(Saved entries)
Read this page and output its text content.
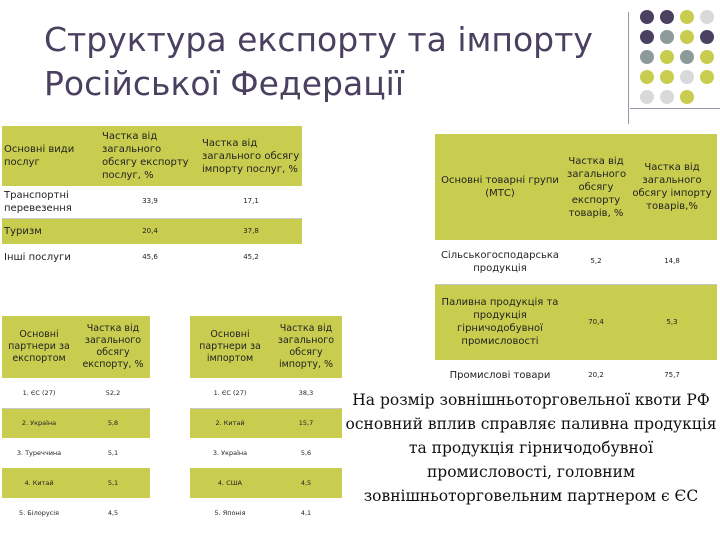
Структура експорту та імпорту Російської Федерації
Основні види послуг	Частка від загального обсягу експорту послуг, %	Частка від загального обсягу імпорту послуг, %
Транспортні перевезення	33,9	17,1
Туризм	20,4	37,8
Інші послуги	45,6	45,2
Основні товарні групи (МТС)	Частка від загального обсягу експорту товарів, %	Частка від загального обсягу імпорту товарів,%
Сільськогосподарська продукція	5,2	14,8
Паливна продукція та продукція гірничодобувної промисловості	70,4	5,3
Промислові товари	20,2	75,7
Основні партнери за експортом	Частка від загального обсягу експорту, %
1. ЄС (27)	52,2
2. Україна	5,8
3. Туреччина	5,1
4. Китай	5,1
5. Білорусія	4,5
Основні партнери за імпортом	Частка від загального обсягу імпорту, %
1. ЄС (27)	38,3
2. Китай	15,7
3. Україна	5,6
4. США	4,5
5. Японія	4,1
На розмір зовнішньоторговельної квоти РФ основний вплив справляє паливна продукція та продукція гірничодобувної промисловості, головним зовнішньоторговельним партнером є ЄС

SET EXERCISE:
Copy out all lines from the material above that contain the string "імпорту".

WRITTEN RESPONSE:
Структура експорту та імпорту Російської Федерації
Основні види послуг	Частка від загального обсягу експорту послуг, %	Частка від загального обсягу імпорту послуг, %
Основні товарні групи (МТС)	Частка від загального обсягу експорту товарів, %	Частка від загального обсягу імпорту товарів,%
Основні партнери за імпортом	Частка від загального обсягу імпорту, %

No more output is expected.